[Data records]
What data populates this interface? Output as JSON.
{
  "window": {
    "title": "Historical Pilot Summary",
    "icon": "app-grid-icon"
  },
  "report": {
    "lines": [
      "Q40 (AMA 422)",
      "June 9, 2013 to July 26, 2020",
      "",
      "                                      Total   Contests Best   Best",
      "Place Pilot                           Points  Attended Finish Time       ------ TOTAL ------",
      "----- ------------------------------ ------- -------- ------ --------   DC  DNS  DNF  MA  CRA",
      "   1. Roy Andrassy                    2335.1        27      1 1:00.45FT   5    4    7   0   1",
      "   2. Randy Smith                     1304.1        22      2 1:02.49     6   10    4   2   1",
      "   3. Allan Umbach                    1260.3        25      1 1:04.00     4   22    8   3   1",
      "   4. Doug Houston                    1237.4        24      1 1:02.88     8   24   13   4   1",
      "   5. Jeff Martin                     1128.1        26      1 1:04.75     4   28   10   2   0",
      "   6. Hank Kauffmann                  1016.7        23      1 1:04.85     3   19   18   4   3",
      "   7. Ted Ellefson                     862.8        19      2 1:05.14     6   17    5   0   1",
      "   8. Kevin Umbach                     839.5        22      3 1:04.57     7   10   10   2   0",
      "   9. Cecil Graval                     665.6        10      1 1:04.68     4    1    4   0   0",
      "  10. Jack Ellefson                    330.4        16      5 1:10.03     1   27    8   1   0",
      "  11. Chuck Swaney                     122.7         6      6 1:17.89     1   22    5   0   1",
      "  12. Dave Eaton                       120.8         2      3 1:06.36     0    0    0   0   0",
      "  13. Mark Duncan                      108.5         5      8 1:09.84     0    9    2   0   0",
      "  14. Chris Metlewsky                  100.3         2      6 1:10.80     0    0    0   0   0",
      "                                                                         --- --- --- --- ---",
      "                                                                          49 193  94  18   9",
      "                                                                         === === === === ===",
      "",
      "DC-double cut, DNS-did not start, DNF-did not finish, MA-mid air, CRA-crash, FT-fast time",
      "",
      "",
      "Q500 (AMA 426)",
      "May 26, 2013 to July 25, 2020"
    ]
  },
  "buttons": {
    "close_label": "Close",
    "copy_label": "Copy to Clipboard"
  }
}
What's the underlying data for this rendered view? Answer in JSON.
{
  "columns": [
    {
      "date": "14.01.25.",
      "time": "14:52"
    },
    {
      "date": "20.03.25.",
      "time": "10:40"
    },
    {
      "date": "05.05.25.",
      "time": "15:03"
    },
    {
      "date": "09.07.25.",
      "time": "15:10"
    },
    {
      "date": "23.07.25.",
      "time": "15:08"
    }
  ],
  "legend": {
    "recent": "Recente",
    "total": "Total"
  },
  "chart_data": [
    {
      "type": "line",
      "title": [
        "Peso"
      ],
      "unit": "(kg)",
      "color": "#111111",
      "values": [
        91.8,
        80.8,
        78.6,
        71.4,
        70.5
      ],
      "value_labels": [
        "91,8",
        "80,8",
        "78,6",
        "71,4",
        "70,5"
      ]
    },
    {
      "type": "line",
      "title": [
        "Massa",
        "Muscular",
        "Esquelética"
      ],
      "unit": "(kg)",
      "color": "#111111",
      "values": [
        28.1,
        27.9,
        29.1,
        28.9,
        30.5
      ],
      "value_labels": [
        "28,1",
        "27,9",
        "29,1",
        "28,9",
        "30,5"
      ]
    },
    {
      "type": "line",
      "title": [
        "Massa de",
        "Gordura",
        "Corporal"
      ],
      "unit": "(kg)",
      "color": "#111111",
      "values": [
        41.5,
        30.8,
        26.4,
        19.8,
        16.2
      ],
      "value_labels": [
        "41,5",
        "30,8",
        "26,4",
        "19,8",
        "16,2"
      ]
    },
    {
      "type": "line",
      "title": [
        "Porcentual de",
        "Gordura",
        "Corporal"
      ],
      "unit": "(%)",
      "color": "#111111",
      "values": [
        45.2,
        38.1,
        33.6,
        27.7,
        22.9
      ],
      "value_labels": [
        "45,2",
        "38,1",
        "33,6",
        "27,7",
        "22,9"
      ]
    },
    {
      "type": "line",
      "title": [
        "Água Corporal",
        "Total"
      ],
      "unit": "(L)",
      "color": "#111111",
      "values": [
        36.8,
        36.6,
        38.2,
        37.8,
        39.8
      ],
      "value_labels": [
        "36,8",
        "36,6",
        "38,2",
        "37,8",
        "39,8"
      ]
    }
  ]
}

_WHAT THE TASK ASKS_
Select every line where the word "July" occurs.

_EXERCISE SOLUTION_
      "June 9, 2013 to July 26, 2020",
      "May 26, 2013 to July 25, 2020"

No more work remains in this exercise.